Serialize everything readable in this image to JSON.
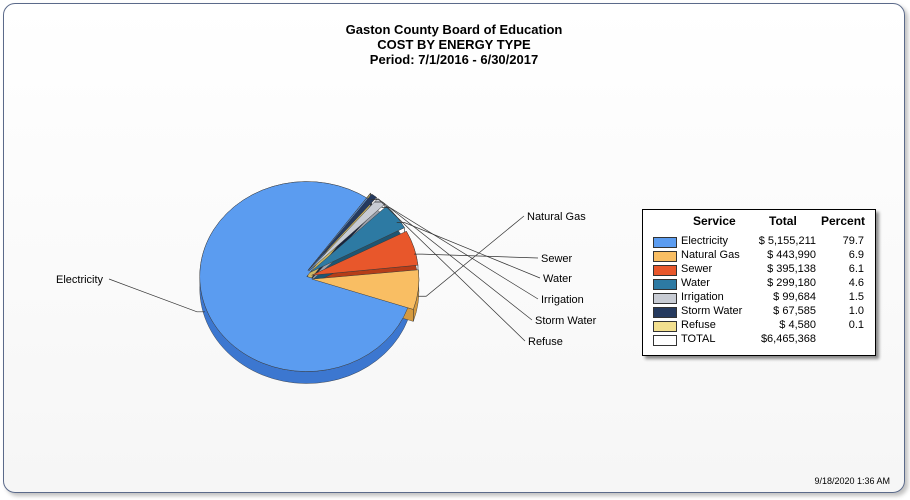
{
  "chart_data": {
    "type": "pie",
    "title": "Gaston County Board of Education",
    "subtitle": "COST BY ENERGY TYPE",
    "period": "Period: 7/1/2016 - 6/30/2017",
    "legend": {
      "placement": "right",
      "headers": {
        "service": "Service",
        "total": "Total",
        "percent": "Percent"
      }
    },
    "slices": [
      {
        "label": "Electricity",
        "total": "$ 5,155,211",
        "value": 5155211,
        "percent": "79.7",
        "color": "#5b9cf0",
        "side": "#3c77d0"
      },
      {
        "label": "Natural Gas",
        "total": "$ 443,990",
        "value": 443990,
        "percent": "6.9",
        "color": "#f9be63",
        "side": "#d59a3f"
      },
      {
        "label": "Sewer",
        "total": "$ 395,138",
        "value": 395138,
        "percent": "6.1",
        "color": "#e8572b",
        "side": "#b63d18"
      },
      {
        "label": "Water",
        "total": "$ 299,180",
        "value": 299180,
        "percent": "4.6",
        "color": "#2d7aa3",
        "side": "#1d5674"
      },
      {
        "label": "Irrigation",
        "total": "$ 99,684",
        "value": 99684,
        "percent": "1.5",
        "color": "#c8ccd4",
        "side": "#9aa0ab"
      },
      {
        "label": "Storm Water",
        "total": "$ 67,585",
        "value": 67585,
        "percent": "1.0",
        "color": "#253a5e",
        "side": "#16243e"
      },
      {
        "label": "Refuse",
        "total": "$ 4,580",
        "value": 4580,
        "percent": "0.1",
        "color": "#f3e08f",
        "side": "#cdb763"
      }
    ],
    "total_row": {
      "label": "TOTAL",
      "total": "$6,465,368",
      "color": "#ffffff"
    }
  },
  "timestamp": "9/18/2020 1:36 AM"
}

- **What this task involves**
Reproduce the whole listing exactly, but not the images in it.

- **Completed exercise**
Serialize everything readable in this image to JSON.
{
  "chart_data": {
    "type": "pie",
    "title": "Gaston County Board of Education",
    "subtitle": "COST BY ENERGY TYPE",
    "period": "Period: 7/1/2016 - 6/30/2017",
    "legend": {
      "placement": "right",
      "headers": {
        "service": "Service",
        "total": "Total",
        "percent": "Percent"
      }
    },
    "slices": [
      {
        "label": "Electricity",
        "total": "$ 5,155,211",
        "value": 5155211,
        "percent": "79.7",
        "color": "#5b9cf0",
        "side": "#3c77d0"
      },
      {
        "label": "Natural Gas",
        "total": "$ 443,990",
        "value": 443990,
        "percent": "6.9",
        "color": "#f9be63",
        "side": "#d59a3f"
      },
      {
        "label": "Sewer",
        "total": "$ 395,138",
        "value": 395138,
        "percent": "6.1",
        "color": "#e8572b",
        "side": "#b63d18"
      },
      {
        "label": "Water",
        "total": "$ 299,180",
        "value": 299180,
        "percent": "4.6",
        "color": "#2d7aa3",
        "side": "#1d5674"
      },
      {
        "label": "Irrigation",
        "total": "$ 99,684",
        "value": 99684,
        "percent": "1.5",
        "color": "#c8ccd4",
        "side": "#9aa0ab"
      },
      {
        "label": "Storm Water",
        "total": "$ 67,585",
        "value": 67585,
        "percent": "1.0",
        "color": "#253a5e",
        "side": "#16243e"
      },
      {
        "label": "Refuse",
        "total": "$ 4,580",
        "value": 4580,
        "percent": "0.1",
        "color": "#f3e08f",
        "side": "#cdb763"
      }
    ],
    "total_row": {
      "label": "TOTAL",
      "total": "$6,465,368",
      "color": "#ffffff"
    }
  },
  "timestamp": "9/18/2020 1:36 AM"
}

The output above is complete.